> _YOUR TASK_
List, from the lines below, each one with "области" in it.

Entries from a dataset
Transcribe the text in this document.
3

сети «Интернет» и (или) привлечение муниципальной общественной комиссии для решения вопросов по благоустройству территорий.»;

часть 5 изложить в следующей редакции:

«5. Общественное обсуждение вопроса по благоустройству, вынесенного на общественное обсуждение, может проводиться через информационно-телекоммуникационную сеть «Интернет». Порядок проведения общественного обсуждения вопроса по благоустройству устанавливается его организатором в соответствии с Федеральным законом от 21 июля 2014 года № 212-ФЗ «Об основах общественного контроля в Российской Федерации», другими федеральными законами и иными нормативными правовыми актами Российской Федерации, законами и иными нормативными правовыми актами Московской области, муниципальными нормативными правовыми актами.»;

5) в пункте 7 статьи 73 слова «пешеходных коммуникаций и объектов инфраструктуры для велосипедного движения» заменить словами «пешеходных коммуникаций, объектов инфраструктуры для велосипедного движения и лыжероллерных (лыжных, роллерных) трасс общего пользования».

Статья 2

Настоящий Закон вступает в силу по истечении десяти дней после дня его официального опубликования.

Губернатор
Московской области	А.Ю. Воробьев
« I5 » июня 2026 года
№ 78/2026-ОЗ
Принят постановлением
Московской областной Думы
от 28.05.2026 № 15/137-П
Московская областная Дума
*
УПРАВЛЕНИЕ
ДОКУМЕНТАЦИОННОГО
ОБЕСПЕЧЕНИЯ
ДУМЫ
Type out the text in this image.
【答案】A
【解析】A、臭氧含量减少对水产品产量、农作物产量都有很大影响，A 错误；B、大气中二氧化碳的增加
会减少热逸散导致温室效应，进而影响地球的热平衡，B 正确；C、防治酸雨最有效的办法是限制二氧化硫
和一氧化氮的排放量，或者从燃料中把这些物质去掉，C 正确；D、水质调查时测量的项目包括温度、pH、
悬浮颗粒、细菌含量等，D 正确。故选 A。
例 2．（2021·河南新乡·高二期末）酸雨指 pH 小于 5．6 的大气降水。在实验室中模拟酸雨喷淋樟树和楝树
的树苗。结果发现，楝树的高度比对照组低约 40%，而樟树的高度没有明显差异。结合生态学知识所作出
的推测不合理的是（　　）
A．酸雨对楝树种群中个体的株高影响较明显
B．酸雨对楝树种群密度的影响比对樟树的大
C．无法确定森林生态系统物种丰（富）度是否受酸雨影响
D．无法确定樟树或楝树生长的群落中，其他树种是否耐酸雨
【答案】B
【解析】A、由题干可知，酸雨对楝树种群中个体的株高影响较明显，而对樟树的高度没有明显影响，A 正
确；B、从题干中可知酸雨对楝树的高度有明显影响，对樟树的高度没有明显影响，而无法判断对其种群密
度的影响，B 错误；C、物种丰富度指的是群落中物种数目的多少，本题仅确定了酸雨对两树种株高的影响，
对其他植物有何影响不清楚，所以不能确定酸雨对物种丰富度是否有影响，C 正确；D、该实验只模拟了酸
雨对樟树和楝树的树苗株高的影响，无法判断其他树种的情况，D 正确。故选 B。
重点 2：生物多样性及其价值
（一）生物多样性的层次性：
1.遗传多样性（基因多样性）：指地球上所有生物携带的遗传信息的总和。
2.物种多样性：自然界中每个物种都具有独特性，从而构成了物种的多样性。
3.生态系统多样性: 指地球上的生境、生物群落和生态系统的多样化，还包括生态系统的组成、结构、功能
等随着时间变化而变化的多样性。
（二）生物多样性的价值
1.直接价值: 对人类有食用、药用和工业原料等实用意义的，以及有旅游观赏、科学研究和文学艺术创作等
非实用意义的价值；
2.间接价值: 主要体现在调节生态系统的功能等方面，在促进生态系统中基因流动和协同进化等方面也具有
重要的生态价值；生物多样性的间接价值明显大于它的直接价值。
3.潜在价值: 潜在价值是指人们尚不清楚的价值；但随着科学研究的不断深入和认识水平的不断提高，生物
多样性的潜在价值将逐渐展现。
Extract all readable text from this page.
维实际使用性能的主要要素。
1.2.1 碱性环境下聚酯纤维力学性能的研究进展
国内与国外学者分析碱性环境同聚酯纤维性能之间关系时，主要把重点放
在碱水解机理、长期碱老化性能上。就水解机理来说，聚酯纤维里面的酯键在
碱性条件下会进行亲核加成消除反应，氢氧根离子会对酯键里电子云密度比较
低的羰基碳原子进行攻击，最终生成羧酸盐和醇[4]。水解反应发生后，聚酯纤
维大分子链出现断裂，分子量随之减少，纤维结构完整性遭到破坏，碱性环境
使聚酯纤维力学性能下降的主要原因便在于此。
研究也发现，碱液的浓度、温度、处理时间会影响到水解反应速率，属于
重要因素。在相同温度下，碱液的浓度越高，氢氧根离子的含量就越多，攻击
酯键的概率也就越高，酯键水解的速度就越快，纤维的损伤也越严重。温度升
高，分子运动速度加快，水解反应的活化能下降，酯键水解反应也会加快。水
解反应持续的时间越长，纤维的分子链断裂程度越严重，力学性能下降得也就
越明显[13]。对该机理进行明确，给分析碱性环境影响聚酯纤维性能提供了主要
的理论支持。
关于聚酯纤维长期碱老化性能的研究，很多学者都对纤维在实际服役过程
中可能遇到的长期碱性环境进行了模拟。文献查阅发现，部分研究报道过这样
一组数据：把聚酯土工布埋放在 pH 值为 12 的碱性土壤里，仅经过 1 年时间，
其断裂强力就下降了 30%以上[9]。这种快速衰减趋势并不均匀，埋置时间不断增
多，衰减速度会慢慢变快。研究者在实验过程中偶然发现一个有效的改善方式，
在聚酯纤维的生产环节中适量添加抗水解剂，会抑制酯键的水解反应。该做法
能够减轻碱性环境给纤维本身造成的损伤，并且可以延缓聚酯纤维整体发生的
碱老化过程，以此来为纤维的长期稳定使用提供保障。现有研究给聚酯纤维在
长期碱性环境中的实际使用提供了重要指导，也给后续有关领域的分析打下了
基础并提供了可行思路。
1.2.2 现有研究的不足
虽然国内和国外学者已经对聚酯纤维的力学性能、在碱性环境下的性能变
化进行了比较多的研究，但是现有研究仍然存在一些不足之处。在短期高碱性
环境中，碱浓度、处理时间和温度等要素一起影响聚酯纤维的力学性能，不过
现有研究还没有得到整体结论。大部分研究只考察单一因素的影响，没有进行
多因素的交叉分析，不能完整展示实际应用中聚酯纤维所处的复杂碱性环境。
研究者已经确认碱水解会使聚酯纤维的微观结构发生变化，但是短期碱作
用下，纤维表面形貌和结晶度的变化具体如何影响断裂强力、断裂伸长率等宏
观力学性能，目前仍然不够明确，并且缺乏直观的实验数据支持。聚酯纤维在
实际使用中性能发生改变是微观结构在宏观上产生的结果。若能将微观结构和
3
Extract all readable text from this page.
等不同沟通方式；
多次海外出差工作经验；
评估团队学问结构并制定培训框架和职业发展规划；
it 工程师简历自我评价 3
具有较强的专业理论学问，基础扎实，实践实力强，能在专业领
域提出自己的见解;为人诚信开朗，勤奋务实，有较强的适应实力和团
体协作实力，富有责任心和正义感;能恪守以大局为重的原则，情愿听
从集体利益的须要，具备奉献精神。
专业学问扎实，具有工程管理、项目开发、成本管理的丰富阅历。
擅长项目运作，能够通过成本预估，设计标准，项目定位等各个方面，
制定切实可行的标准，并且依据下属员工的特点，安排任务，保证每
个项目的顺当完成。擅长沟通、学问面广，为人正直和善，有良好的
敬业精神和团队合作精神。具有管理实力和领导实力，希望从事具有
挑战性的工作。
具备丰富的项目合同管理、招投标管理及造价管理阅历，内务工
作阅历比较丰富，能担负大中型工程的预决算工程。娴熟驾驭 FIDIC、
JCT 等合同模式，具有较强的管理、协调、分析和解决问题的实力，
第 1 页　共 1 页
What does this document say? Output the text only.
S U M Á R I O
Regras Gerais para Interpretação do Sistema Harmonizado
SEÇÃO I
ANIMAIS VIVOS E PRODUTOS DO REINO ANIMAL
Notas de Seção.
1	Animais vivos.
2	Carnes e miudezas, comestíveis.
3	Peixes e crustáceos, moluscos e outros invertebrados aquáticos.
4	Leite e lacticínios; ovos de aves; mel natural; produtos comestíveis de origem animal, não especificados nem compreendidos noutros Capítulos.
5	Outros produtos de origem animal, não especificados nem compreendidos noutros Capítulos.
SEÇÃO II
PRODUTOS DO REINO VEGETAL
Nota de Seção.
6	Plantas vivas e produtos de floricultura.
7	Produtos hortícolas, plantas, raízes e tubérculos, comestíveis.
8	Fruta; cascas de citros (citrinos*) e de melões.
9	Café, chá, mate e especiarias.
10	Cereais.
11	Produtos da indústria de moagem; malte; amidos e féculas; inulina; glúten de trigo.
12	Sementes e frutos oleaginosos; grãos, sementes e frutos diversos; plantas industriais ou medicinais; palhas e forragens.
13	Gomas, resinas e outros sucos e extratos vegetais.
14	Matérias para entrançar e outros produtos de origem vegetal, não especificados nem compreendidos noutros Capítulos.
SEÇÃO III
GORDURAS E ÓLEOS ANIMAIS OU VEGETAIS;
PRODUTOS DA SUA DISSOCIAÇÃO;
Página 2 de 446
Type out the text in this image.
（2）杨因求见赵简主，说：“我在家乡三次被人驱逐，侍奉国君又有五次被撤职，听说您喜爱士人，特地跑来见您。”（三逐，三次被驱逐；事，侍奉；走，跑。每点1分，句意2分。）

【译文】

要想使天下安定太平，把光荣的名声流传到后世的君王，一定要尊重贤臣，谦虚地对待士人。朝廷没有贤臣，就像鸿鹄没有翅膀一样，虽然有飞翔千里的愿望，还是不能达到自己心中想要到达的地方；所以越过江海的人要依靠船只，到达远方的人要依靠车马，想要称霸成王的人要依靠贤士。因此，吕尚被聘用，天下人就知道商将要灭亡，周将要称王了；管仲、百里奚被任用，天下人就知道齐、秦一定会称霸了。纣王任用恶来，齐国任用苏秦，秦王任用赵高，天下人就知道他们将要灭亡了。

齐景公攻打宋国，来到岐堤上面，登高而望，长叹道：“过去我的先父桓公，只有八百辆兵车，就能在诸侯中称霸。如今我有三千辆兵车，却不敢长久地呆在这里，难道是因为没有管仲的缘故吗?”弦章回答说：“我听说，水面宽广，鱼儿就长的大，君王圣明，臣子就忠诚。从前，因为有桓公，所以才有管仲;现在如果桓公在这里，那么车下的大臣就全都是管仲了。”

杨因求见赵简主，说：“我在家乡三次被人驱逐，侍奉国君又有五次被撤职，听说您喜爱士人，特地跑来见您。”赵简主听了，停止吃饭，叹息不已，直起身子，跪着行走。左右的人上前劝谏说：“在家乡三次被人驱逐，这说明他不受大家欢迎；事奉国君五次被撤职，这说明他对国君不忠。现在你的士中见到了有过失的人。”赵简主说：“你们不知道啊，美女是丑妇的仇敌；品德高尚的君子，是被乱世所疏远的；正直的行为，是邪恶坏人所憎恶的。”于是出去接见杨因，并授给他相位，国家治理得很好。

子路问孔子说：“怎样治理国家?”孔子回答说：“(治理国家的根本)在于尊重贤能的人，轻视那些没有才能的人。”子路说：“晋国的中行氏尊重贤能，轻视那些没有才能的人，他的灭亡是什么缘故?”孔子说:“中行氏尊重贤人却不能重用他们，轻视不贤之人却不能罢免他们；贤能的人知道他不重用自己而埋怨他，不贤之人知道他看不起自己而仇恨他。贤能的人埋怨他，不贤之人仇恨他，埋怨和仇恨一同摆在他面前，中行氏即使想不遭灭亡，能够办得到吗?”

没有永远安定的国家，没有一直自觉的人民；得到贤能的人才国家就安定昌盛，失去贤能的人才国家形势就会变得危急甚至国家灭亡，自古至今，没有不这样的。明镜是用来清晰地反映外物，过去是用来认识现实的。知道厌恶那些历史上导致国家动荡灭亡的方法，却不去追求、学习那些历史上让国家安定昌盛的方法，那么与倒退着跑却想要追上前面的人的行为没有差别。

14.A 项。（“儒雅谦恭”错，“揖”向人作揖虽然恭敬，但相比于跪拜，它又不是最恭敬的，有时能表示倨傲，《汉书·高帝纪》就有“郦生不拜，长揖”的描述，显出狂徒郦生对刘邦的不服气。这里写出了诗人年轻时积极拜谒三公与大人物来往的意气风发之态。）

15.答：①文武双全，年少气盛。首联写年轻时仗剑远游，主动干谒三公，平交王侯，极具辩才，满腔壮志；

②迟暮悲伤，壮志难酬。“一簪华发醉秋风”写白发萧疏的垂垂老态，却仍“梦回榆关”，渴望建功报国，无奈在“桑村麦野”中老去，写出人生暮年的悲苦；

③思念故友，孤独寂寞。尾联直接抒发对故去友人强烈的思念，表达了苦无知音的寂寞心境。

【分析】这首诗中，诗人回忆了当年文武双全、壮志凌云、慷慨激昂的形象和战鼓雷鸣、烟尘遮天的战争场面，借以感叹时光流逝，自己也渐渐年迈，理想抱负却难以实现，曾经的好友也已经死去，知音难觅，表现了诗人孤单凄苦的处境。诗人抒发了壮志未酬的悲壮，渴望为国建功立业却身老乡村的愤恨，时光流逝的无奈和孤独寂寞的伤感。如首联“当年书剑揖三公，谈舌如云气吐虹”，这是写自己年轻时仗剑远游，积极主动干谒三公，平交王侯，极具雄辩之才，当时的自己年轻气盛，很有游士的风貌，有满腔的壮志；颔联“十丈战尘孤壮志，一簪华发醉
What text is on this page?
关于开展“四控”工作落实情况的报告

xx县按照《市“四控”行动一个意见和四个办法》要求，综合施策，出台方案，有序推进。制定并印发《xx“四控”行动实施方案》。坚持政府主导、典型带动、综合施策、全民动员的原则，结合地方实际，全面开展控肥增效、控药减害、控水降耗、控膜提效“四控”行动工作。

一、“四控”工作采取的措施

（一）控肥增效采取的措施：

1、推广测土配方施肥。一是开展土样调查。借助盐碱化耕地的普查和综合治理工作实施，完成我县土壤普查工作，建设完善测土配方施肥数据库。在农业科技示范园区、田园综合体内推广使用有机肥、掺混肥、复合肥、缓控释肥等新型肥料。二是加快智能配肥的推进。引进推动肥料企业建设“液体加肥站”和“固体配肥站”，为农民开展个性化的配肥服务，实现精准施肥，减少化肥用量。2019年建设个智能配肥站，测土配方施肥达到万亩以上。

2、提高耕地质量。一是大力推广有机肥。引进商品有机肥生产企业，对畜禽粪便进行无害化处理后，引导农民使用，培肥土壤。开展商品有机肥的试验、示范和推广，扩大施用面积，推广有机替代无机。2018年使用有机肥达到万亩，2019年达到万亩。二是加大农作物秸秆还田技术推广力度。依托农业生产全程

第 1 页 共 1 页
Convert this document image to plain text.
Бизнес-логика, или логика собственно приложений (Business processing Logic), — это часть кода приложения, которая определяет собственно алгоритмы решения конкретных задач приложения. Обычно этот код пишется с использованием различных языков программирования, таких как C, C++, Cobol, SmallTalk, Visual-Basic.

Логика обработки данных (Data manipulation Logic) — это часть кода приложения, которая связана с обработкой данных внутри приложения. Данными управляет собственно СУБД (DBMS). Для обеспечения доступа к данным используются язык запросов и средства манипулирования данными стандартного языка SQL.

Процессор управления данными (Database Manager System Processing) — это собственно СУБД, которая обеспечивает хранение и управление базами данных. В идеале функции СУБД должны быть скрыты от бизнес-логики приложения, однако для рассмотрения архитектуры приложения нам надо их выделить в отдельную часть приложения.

> _RESULT FOR THIS TASK_
«5. Общественное обсуждение вопроса по благоустройству, вынесенного на общественное обсуждение, может проводиться через информационно-телекоммуникационную сеть «Интернет». Порядок проведения общественного обсуждения вопроса по благоустройству устанавливается его организатором в соответствии с Федеральным законом от 21 июля 2014 года № 212-ФЗ «Об основах общественного контроля в Российской Федерации», другими федеральными законами и иными нормативными правовыми актами Российской Федерации, законами и иными нормативными правовыми актами Московской области, муниципальными нормативными правовыми актами.»;
Московской области	А.Ю. Воробьев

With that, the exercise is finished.